Description of the task:
Copy every line of the data that contains the string "date".

Task material:
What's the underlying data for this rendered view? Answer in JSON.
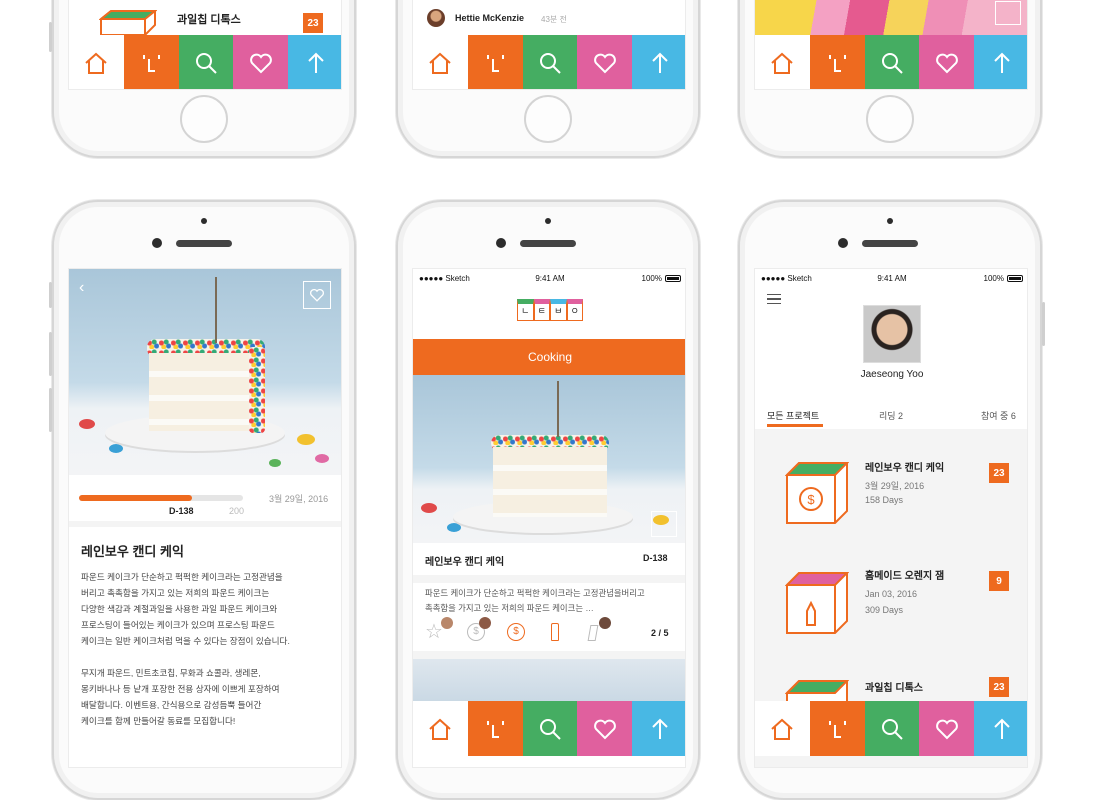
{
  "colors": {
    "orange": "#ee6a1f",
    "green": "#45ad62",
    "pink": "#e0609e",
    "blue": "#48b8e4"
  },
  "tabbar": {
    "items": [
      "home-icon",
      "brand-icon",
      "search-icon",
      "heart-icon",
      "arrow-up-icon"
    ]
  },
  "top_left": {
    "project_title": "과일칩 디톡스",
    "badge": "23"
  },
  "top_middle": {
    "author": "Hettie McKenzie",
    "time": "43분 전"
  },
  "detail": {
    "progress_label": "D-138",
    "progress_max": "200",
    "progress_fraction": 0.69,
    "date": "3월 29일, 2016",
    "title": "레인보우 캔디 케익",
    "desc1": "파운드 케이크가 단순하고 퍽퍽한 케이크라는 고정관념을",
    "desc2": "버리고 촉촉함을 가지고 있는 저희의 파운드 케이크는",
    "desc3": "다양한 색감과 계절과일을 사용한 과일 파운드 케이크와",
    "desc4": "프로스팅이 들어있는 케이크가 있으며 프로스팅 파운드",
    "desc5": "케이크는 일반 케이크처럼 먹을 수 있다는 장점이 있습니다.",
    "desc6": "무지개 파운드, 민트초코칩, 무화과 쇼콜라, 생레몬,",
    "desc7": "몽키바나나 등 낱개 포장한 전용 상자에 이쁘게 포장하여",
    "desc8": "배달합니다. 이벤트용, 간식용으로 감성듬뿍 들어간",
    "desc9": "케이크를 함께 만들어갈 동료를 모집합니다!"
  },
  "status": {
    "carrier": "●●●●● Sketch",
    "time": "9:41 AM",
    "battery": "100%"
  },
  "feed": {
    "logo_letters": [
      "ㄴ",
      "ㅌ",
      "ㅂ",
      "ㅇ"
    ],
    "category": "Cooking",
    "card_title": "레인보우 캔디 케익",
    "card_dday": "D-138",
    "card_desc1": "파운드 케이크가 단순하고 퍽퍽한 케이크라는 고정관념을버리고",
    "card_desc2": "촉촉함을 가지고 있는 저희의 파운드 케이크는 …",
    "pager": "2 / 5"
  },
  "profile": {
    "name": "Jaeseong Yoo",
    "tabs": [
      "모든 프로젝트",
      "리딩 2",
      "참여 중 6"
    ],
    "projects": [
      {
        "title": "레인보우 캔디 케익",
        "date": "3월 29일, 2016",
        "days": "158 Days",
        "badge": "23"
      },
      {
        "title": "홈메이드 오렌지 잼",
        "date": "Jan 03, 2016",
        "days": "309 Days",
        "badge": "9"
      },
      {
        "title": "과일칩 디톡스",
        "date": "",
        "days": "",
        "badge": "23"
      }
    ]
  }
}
* * *
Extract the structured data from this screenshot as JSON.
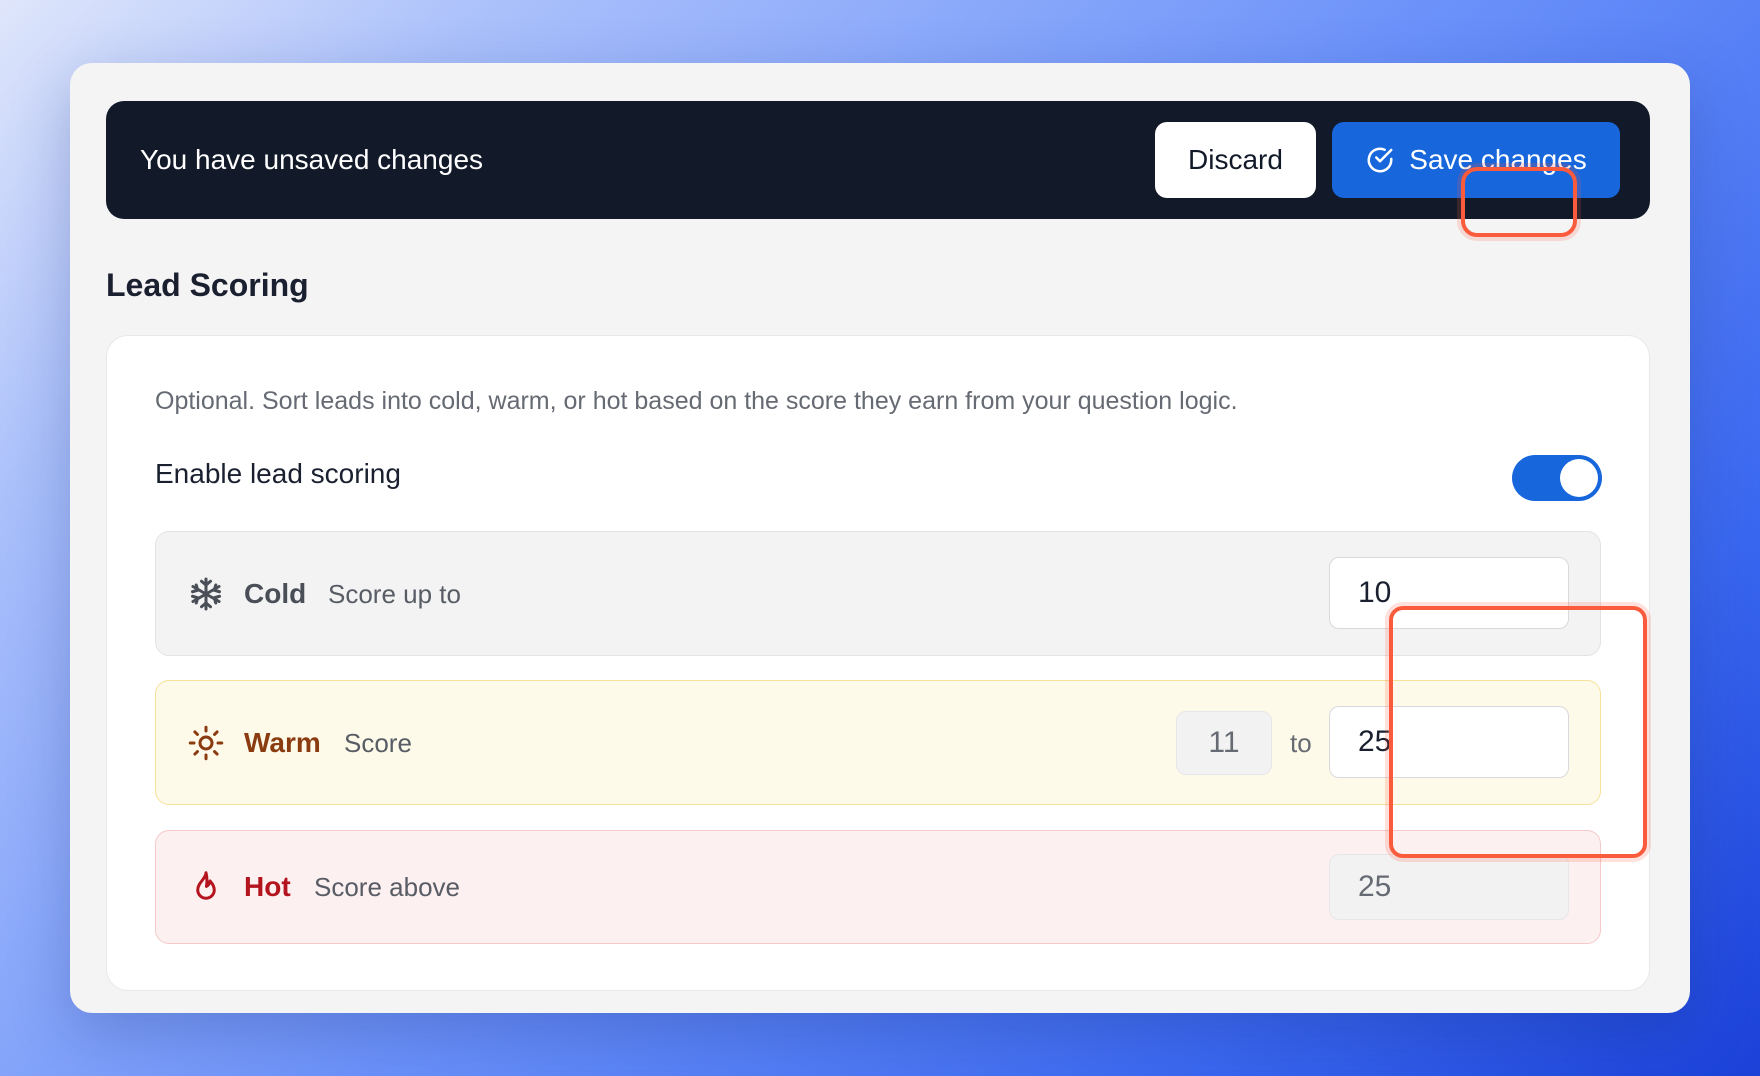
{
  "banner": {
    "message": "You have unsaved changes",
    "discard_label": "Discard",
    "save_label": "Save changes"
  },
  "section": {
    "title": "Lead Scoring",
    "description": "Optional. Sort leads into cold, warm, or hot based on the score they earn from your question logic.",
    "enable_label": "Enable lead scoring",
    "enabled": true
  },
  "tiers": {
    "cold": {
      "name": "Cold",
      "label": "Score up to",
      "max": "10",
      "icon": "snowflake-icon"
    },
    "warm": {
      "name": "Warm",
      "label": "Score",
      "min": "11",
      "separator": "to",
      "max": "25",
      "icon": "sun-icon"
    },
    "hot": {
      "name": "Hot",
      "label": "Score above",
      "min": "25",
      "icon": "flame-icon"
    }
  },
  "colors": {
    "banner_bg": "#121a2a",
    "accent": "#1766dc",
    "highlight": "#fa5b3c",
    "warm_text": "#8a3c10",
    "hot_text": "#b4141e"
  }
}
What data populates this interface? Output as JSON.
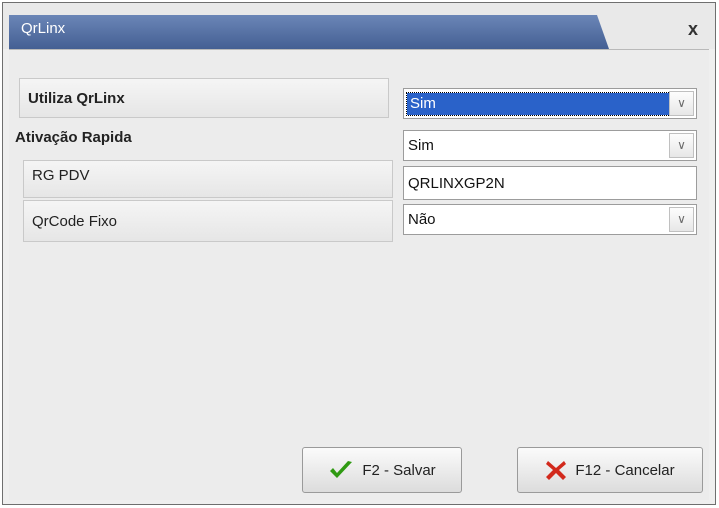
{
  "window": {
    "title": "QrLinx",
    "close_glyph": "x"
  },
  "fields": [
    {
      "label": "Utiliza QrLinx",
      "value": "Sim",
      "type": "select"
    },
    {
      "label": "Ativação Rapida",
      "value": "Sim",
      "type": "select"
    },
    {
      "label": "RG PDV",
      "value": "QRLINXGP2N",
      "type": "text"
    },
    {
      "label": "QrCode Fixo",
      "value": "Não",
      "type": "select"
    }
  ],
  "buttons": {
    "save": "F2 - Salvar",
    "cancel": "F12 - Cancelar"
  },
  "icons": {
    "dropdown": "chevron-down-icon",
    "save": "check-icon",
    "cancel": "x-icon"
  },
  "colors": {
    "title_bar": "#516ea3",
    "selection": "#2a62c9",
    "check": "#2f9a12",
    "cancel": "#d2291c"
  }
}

The solution:
    "date": "3월 29일, 2016",
        "date": "3월 29일, 2016",
        "date": "Jan 03, 2016",
        "date": "",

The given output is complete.